Only the pictures are to be left out; set down the rest of the records exactly.

= = = = =

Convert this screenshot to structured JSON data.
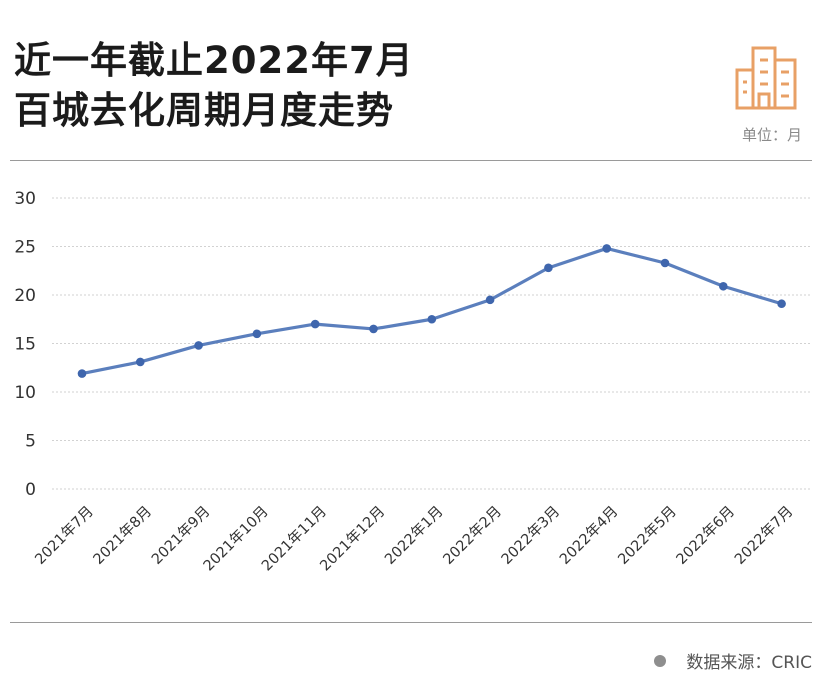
{
  "header": {
    "title_line1": "近一年截止2022年7月",
    "title_line2": "百城去化周期月度走势",
    "unit_label": "单位：月",
    "logo_icon": "city-buildings-icon"
  },
  "footer": {
    "source_label": "数据来源：CRIC"
  },
  "colors": {
    "line": "#5b7fbd",
    "marker": "#3f66ad",
    "logo": "#e8a066",
    "grid": "#d2d2d2",
    "axis_text": "#333333"
  },
  "chart_data": {
    "type": "line",
    "title": "近一年截止2022年7月 百城去化周期月度走势",
    "unit": "单位：月",
    "xlabel": "",
    "ylabel": "",
    "categories": [
      "2021年7月",
      "2021年8月",
      "2021年9月",
      "2021年10月",
      "2021年11月",
      "2021年12月",
      "2022年1月",
      "2022年2月",
      "2022年3月",
      "2022年4月",
      "2022年5月",
      "2022年6月",
      "2022年7月"
    ],
    "series": [
      {
        "values": [
          11.9,
          13.1,
          14.8,
          16.0,
          17.0,
          16.5,
          17.5,
          19.5,
          22.8,
          24.8,
          23.3,
          20.9,
          19.1
        ]
      }
    ],
    "ylim": [
      0,
      30
    ],
    "yticks": [
      0,
      5,
      10,
      15,
      20,
      25,
      30
    ],
    "grid": "horizontal dotted",
    "legend": "none",
    "source": "CRIC"
  }
}
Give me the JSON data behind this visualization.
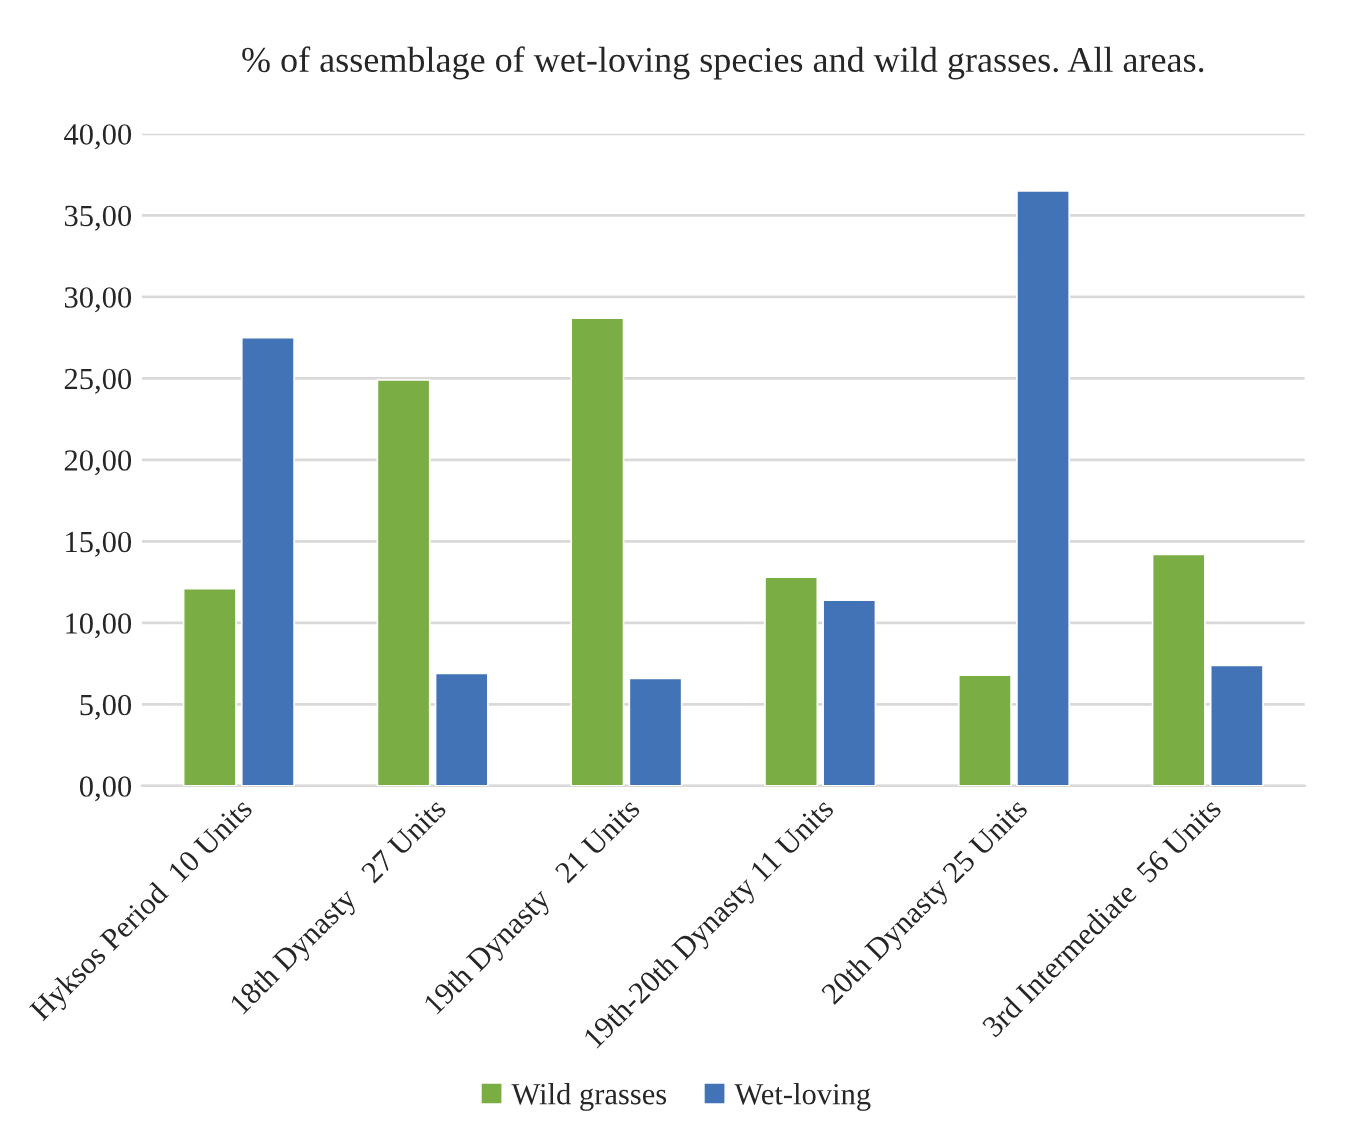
{
  "chart_data": {
    "type": "bar",
    "title": "% of assemblage of wet-loving species and wild grasses. All areas.",
    "categories": [
      "Hyksos Period  10 Units",
      "18th Dynasty   27 Units",
      "19th Dynasty   21 Units",
      "19th-20th Dynasty 11 Units",
      "20th Dynasty 25 Units",
      "3rd Intermediate  56 Units"
    ],
    "series": [
      {
        "name": "Wild grasses",
        "color": "#7aad43",
        "values": [
          12.1,
          24.9,
          28.7,
          12.8,
          6.8,
          14.2
        ]
      },
      {
        "name": "Wet-loving",
        "color": "#4173b6",
        "values": [
          27.5,
          6.9,
          6.6,
          11.4,
          36.5,
          7.4
        ]
      }
    ],
    "ylim": [
      0,
      40
    ],
    "yticks": [
      {
        "value": 0,
        "label": "0,00"
      },
      {
        "value": 5,
        "label": "5,00"
      },
      {
        "value": 10,
        "label": "10,00"
      },
      {
        "value": 15,
        "label": "15,00"
      },
      {
        "value": 20,
        "label": "20,00"
      },
      {
        "value": 25,
        "label": "25,00"
      },
      {
        "value": 30,
        "label": "30,00"
      },
      {
        "value": 35,
        "label": "35,00"
      },
      {
        "value": 40,
        "label": "40,00"
      }
    ],
    "grid": "y",
    "legend": "bottom"
  }
}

= = = = =

* Exercise result *
Convert this screenshot to structured JSON data.
{
  "header": {
    "title_line1": "近一年截止2022年7月",
    "title_line2": "百城去化周期月度走势",
    "unit_label": "单位：月",
    "logo_icon": "city-buildings-icon"
  },
  "footer": {
    "source_label": "数据来源：CRIC"
  },
  "colors": {
    "line": "#5b7fbd",
    "marker": "#3f66ad",
    "logo": "#e8a066",
    "grid": "#d2d2d2",
    "axis_text": "#333333"
  },
  "chart_data": {
    "type": "line",
    "title": "近一年截止2022年7月 百城去化周期月度走势",
    "unit": "单位：月",
    "xlabel": "",
    "ylabel": "",
    "categories": [
      "2021年7月",
      "2021年8月",
      "2021年9月",
      "2021年10月",
      "2021年11月",
      "2021年12月",
      "2022年1月",
      "2022年2月",
      "2022年3月",
      "2022年4月",
      "2022年5月",
      "2022年6月",
      "2022年7月"
    ],
    "series": [
      {
        "values": [
          11.9,
          13.1,
          14.8,
          16.0,
          17.0,
          16.5,
          17.5,
          19.5,
          22.8,
          24.8,
          23.3,
          20.9,
          19.1
        ]
      }
    ],
    "ylim": [
      0,
      30
    ],
    "yticks": [
      0,
      5,
      10,
      15,
      20,
      25,
      30
    ],
    "grid": "horizontal dotted",
    "legend": "none",
    "source": "CRIC"
  }
}
Give me the JSON data behind this visualization.
{
  "chart_data": {
    "type": "bar",
    "title": "% of assemblage of wet-loving species and wild grasses. All areas.",
    "categories": [
      "Hyksos Period  10 Units",
      "18th Dynasty   27 Units",
      "19th Dynasty   21 Units",
      "19th-20th Dynasty 11 Units",
      "20th Dynasty 25 Units",
      "3rd Intermediate  56 Units"
    ],
    "series": [
      {
        "name": "Wild grasses",
        "color": "#7aad43",
        "values": [
          12.1,
          24.9,
          28.7,
          12.8,
          6.8,
          14.2
        ]
      },
      {
        "name": "Wet-loving",
        "color": "#4173b6",
        "values": [
          27.5,
          6.9,
          6.6,
          11.4,
          36.5,
          7.4
        ]
      }
    ],
    "ylim": [
      0,
      40
    ],
    "yticks": [
      {
        "value": 0,
        "label": "0,00"
      },
      {
        "value": 5,
        "label": "5,00"
      },
      {
        "value": 10,
        "label": "10,00"
      },
      {
        "value": 15,
        "label": "15,00"
      },
      {
        "value": 20,
        "label": "20,00"
      },
      {
        "value": 25,
        "label": "25,00"
      },
      {
        "value": 30,
        "label": "30,00"
      },
      {
        "value": 35,
        "label": "35,00"
      },
      {
        "value": 40,
        "label": "40,00"
      }
    ],
    "grid": "y",
    "legend": "bottom"
  }
}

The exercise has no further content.